BEGIN

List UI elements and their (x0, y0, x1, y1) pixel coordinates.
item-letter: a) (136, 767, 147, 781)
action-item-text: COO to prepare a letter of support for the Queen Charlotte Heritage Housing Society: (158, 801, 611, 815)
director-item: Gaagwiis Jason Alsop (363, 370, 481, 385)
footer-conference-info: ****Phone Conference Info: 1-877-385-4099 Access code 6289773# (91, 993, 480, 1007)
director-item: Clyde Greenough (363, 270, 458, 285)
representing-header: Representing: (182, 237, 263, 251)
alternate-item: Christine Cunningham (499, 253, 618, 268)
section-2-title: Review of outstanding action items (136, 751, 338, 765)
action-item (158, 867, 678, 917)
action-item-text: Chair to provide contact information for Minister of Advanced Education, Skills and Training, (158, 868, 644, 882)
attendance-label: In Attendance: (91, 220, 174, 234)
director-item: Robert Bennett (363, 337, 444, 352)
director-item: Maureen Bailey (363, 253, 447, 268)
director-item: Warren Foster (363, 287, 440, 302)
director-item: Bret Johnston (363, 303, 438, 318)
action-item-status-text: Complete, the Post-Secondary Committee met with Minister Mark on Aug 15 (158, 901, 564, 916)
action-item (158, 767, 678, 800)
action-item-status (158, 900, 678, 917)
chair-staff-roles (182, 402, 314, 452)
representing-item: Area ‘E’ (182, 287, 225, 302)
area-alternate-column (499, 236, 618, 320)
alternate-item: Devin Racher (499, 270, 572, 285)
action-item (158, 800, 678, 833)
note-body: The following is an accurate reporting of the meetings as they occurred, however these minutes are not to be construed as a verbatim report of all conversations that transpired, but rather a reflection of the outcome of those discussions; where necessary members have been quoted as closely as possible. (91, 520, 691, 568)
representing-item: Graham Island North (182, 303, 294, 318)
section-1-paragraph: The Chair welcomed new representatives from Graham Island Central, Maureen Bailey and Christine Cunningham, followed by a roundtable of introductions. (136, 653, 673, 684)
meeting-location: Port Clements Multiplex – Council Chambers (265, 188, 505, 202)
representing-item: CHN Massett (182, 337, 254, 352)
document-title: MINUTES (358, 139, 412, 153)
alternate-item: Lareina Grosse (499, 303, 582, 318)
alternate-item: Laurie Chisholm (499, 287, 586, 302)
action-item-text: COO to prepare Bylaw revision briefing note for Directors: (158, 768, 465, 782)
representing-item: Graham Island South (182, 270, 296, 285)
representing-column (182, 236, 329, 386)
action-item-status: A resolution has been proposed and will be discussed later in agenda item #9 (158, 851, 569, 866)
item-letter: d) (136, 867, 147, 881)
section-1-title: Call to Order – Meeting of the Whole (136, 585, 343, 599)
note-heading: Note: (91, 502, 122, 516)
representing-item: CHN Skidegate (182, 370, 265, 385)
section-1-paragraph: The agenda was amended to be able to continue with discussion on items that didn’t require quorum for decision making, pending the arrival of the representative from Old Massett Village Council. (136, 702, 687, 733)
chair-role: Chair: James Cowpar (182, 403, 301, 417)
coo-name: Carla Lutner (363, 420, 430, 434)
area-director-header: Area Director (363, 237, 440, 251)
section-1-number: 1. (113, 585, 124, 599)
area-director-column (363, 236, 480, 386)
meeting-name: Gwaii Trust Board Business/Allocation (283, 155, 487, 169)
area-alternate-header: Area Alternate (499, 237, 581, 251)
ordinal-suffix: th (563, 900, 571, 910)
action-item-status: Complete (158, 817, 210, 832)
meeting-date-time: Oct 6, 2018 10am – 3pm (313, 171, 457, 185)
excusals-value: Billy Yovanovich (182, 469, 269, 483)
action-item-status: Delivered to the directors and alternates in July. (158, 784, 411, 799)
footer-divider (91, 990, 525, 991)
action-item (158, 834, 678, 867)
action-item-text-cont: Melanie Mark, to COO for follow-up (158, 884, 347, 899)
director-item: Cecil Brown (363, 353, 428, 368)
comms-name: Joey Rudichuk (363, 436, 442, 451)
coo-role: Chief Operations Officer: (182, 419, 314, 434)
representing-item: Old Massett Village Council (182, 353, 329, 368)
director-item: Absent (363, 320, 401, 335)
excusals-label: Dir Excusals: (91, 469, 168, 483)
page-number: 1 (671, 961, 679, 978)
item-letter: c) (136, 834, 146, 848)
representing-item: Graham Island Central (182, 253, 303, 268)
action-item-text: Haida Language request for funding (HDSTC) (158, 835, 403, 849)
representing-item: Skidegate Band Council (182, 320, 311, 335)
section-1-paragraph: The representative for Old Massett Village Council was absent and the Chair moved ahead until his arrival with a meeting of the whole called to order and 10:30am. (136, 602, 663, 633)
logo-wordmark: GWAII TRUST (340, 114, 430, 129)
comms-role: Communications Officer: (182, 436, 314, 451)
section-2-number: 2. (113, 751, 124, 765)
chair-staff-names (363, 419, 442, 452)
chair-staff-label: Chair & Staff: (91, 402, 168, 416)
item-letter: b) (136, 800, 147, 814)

END

Rewrite everything from the start of the records down to and including the line that contains "representing-item: Graham Island North" as a numbered list, leaving out any blank lines.

1. List UI elements and their (x0, y0, x1, y1) pixel coordinates.
2. item-letter: a) (136, 767, 147, 781)
3. action-item-text: COO to prepare a letter of support for the Queen Charlotte Heritage Housing Society: (158, 801, 611, 815)
4. director-item: Gaagwiis Jason Alsop (363, 370, 481, 385)
5. footer-conference-info: ****Phone Conference Info: 1-877-385-4099 Access code 6289773# (91, 993, 480, 1007)
6. director-item: Clyde Greenough (363, 270, 458, 285)
7. representing-header: Representing: (182, 237, 263, 251)
8. alternate-item: Christine Cunningham (499, 253, 618, 268)
9. section-2-title: Review of outstanding action items (136, 751, 338, 765)
10. action-item (158, 867, 678, 917)
11. action-item-text: Chair to provide contact information for Minister of Advanced Education, Skills and Training, (158, 868, 644, 882)
12. attendance-label: In Attendance: (91, 220, 174, 234)
13. director-item: Robert Bennett (363, 337, 444, 352)
14. director-item: Maureen Bailey (363, 253, 447, 268)
15. director-item: Warren Foster (363, 287, 440, 302)
16. director-item: Bret Johnston (363, 303, 438, 318)
17. action-item-status-text: Complete, the Post-Secondary Committee met with Minister Mark on Aug 15 (158, 901, 564, 916)
18. action-item (158, 767, 678, 800)
19. action-item-status (158, 900, 678, 917)
20. chair-staff-roles (182, 402, 314, 452)
21. representing-item: Area ‘E’ (182, 287, 225, 302)
22. area-alternate-column (499, 236, 618, 320)
23. alternate-item: Devin Racher (499, 270, 572, 285)
24. action-item (158, 800, 678, 833)
25. note-body: The following is an accurate reporting of the meetings as they occurred, however these minutes are not to be construed as a verbatim report of all conversations that transpired, but rather a reflection of the outcome of those discussions; where necessary members have been quoted as closely as possible. (91, 520, 691, 568)
26. representing-item: Graham Island North (182, 303, 294, 318)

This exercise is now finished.